→ Problem requirements: All of the material below is to be returned exactly.

→ Given entries:
◇ ◇ ◇ ◇

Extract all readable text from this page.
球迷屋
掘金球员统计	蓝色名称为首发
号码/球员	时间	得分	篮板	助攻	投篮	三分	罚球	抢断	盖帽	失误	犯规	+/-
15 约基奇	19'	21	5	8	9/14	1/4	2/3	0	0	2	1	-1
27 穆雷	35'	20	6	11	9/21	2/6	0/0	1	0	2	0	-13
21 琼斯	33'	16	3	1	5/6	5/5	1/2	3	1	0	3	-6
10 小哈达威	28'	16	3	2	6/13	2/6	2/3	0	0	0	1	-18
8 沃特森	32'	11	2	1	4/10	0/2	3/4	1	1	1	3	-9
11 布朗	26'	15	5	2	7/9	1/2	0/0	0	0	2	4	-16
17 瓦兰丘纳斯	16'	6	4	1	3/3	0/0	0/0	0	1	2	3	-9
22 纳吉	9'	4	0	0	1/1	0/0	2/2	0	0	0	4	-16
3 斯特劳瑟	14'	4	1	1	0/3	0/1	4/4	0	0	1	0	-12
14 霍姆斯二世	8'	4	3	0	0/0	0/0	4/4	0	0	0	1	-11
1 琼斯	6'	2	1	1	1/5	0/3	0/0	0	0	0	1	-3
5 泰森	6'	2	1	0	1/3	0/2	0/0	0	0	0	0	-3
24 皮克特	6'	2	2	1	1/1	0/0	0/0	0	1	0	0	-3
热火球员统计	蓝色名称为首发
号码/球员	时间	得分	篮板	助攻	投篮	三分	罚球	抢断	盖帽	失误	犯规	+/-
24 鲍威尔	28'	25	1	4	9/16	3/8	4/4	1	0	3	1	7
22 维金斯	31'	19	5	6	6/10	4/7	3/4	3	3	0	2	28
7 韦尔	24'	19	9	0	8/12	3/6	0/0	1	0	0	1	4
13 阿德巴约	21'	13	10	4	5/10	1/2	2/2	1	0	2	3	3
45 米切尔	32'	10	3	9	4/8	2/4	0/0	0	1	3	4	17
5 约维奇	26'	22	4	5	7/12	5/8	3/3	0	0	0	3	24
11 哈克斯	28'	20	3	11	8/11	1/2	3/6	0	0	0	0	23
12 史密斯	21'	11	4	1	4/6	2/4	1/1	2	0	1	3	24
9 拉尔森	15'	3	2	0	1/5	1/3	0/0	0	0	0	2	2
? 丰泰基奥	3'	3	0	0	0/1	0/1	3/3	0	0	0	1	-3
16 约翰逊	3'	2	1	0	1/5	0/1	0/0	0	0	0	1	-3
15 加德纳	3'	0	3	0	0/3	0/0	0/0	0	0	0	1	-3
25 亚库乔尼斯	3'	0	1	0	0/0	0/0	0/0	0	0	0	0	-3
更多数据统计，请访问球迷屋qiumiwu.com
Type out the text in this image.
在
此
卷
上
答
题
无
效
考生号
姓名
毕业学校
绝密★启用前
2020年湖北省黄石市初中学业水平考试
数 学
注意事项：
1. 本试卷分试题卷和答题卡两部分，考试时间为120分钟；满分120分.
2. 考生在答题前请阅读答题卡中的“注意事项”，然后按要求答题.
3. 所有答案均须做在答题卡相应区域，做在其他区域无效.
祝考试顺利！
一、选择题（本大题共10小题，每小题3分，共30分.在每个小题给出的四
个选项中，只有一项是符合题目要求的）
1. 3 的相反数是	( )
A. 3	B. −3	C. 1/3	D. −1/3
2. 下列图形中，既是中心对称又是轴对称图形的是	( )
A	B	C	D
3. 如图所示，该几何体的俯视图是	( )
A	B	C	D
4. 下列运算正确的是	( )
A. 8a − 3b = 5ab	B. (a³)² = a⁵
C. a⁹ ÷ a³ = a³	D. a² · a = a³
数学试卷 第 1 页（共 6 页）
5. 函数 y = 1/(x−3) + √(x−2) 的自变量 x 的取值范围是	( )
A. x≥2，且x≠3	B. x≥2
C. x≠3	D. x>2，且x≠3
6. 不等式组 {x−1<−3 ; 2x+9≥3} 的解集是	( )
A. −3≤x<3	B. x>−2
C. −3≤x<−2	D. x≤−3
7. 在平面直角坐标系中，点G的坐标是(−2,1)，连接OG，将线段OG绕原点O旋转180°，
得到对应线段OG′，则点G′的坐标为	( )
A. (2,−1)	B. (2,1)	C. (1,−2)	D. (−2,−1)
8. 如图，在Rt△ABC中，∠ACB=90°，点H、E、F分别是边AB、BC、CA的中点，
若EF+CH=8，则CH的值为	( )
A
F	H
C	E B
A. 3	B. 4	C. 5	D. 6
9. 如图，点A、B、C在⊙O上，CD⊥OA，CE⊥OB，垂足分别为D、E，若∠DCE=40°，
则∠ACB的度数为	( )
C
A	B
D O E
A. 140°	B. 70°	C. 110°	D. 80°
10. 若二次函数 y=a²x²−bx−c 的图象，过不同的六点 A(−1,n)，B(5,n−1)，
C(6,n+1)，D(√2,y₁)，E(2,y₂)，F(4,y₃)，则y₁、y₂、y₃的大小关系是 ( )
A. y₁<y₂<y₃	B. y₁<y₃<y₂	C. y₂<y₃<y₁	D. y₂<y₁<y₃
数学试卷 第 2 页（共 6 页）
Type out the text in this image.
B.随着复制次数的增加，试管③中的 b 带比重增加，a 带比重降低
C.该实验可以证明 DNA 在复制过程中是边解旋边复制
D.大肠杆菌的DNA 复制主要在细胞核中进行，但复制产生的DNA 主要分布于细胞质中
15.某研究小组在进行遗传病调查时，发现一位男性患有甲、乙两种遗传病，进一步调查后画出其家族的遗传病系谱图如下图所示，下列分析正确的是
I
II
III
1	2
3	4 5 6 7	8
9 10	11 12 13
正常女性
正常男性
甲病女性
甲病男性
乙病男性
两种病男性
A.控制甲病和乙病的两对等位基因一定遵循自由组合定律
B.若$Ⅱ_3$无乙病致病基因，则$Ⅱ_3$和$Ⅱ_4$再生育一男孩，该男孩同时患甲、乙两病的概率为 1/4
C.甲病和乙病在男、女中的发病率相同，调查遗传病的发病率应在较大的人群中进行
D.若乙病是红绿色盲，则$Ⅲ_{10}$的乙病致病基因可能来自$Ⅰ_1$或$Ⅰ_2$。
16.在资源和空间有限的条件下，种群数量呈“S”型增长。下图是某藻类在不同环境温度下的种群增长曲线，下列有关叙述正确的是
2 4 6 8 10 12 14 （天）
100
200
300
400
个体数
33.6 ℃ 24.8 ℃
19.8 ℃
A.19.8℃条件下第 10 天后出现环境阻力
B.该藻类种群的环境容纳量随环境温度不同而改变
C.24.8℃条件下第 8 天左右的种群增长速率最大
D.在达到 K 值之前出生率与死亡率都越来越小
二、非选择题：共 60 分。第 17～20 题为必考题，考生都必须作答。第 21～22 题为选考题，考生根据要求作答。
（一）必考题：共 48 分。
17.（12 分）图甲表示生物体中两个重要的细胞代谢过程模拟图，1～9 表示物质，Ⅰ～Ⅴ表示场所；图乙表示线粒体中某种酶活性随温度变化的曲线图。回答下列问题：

◇ ◇ ◇ ◇

→ Written response:
Extract all readable text from this page.
球迷屋
掘金球员统计	蓝色名称为首发
号码/球员	时间	得分	篮板	助攻	投篮	三分	罚球	抢断	盖帽	失误	犯规	+/-
15 约基奇	19'	21	5	8	9/14	1/4	2/3	0	0	2	1	-1
27 穆雷	35'	20	6	11	9/21	2/6	0/0	1	0	2	0	-13
21 琼斯	33'	16	3	1	5/6	5/5	1/2	3	1	0	3	-6
10 小哈达威	28'	16	3	2	6/13	2/6	2/3	0	0	0	1	-18
8 沃特森	32'	11	2	1	4/10	0/2	3/4	1	1	1	3	-9
11 布朗	26'	15	5	2	7/9	1/2	0/0	0	0	2	4	-16
17 瓦兰丘纳斯	16'	6	4	1	3/3	0/0	0/0	0	1	2	3	-9
22 纳吉	9'	4	0	0	1/1	0/0	2/2	0	0	0	4	-16
3 斯特劳瑟	14'	4	1	1	0/3	0/1	4/4	0	0	1	0	-12
14 霍姆斯二世	8'	4	3	0	0/0	0/0	4/4	0	0	0	1	-11
1 琼斯	6'	2	1	1	1/5	0/3	0/0	0	0	0	1	-3
5 泰森	6'	2	1	0	1/3	0/2	0/0	0	0	0	0	-3
24 皮克特	6'	2	2	1	1/1	0/0	0/0	0	1	0	0	-3
热火球员统计	蓝色名称为首发
号码/球员	时间	得分	篮板	助攻	投篮	三分	罚球	抢断	盖帽	失误	犯规	+/-
24 鲍威尔	28'	25	1	4	9/16	3/8	4/4	1	0	3	1	7
22 维金斯	31'	19	5	6	6/10	4/7	3/4	3	3	0	2	28
7 韦尔	24'	19	9	0	8/12	3/6	0/0	1	0	0	1	4
13 阿德巴约	21'	13	10	4	5/10	1/2	2/2	1	0	2	3	3
45 米切尔	32'	10	3	9	4/8	2/4	0/0	0	1	3	4	17
5 约维奇	26'	22	4	5	7/12	5/8	3/3	0	0	0	3	24
11 哈克斯	28'	20	3	11	8/11	1/2	3/6	0	0	0	0	23
12 史密斯	21'	11	4	1	4/6	2/4	1/1	2	0	1	3	24
9 拉尔森	15'	3	2	0	1/5	1/3	0/0	0	0	0	2	2
? 丰泰基奥	3'	3	0	0	0/1	0/1	3/3	0	0	0	1	-3
16 约翰逊	3'	2	1	0	1/5	0/1	0/0	0	0	0	1	-3
15 加德纳	3'	0	3	0	0/3	0/0	0/0	0	0	0	1	-3
25 亚库乔尼斯	3'	0	1	0	0/0	0/0	0/0	0	0	0	0	-3
更多数据统计，请访问球迷屋qiumiwu.com
Type out the text in this image.
在
此
卷
上
答
题
无
效
考生号
姓名
毕业学校
绝密★启用前
2020年湖北省黄石市初中学业水平考试
数 学
注意事项：
1. 本试卷分试题卷和答题卡两部分，考试时间为120分钟；满分120分.
2. 考生在答题前请阅读答题卡中的“注意事项”，然后按要求答题.
3. 所有答案均须做在答题卡相应区域，做在其他区域无效.
祝考试顺利！
一、选择题（本大题共10小题，每小题3分，共30分.在每个小题给出的四
个选项中，只有一项是符合题目要求的）
1. 3 的相反数是	( )
A. 3	B. −3	C. 1/3	D. −1/3
2. 下列图形中，既是中心对称又是轴对称图形的是	( )
A	B	C	D
3. 如图所示，该几何体的俯视图是	( )
A	B	C	D
4. 下列运算正确的是	( )
A. 8a − 3b = 5ab	B. (a³)² = a⁵
C. a⁹ ÷ a³ = a³	D. a² · a = a³
数学试卷 第 1 页（共 6 页）
5. 函数 y = 1/(x−3) + √(x−2) 的自变量 x 的取值范围是	( )
A. x≥2，且x≠3	B. x≥2
C. x≠3	D. x>2，且x≠3
6. 不等式组 {x−1<−3 ; 2x+9≥3} 的解集是	( )
A. −3≤x<3	B. x>−2
C. −3≤x<−2	D. x≤−3
7. 在平面直角坐标系中，点G的坐标是(−2,1)，连接OG，将线段OG绕原点O旋转180°，
得到对应线段OG′，则点G′的坐标为	( )
A. (2,−1)	B. (2,1)	C. (1,−2)	D. (−2,−1)
8. 如图，在Rt△ABC中，∠ACB=90°，点H、E、F分别是边AB、BC、CA的中点，
若EF+CH=8，则CH的值为	( )
A
F	H
C	E B
A. 3	B. 4	C. 5	D. 6
9. 如图，点A、B、C在⊙O上，CD⊥OA，CE⊥OB，垂足分别为D、E，若∠DCE=40°，
则∠ACB的度数为	( )
C
A	B
D O E
A. 140°	B. 70°	C. 110°	D. 80°
10. 若二次函数 y=a²x²−bx−c 的图象，过不同的六点 A(−1,n)，B(5,n−1)，
C(6,n+1)，D(√2,y₁)，E(2,y₂)，F(4,y₃)，则y₁、y₂、y₃的大小关系是 ( )
A. y₁<y₂<y₃	B. y₁<y₃<y₂	C. y₂<y₃<y₁	D. y₂<y₁<y₃
数学试卷 第 2 页（共 6 页）
Type out the text in this image.
B.随着复制次数的增加，试管③中的 b 带比重增加，a 带比重降低
C.该实验可以证明 DNA 在复制过程中是边解旋边复制
D.大肠杆菌的DNA 复制主要在细胞核中进行，但复制产生的DNA 主要分布于细胞质中
15.某研究小组在进行遗传病调查时，发现一位男性患有甲、乙两种遗传病，进一步调查后画出其家族的遗传病系谱图如下图所示，下列分析正确的是
I
II
III
1	2
3	4 5 6 7	8
9 10	11 12 13
正常女性
正常男性
甲病女性
甲病男性
乙病男性
两种病男性
A.控制甲病和乙病的两对等位基因一定遵循自由组合定律
B.若$Ⅱ_3$无乙病致病基因，则$Ⅱ_3$和$Ⅱ_4$再生育一男孩，该男孩同时患甲、乙两病的概率为 1/4
C.甲病和乙病在男、女中的发病率相同，调查遗传病的发病率应在较大的人群中进行
D.若乙病是红绿色盲，则$Ⅲ_{10}$的乙病致病基因可能来自$Ⅰ_1$或$Ⅰ_2$。
16.在资源和空间有限的条件下，种群数量呈“S”型增长。下图是某藻类在不同环境温度下的种群增长曲线，下列有关叙述正确的是
2 4 6 8 10 12 14 （天）
100
200
300
400
个体数
33.6 ℃ 24.8 ℃
19.8 ℃
A.19.8℃条件下第 10 天后出现环境阻力
B.该藻类种群的环境容纳量随环境温度不同而改变
C.24.8℃条件下第 8 天左右的种群增长速率最大
D.在达到 K 值之前出生率与死亡率都越来越小
二、非选择题：共 60 分。第 17～20 题为必考题，考生都必须作答。第 21～22 题为选考题，考生根据要求作答。
（一）必考题：共 48 分。
17.（12 分）图甲表示生物体中两个重要的细胞代谢过程模拟图，1～9 表示物质，Ⅰ～Ⅴ表示场所；图乙表示线粒体中某种酶活性随温度变化的曲线图。回答下列问题：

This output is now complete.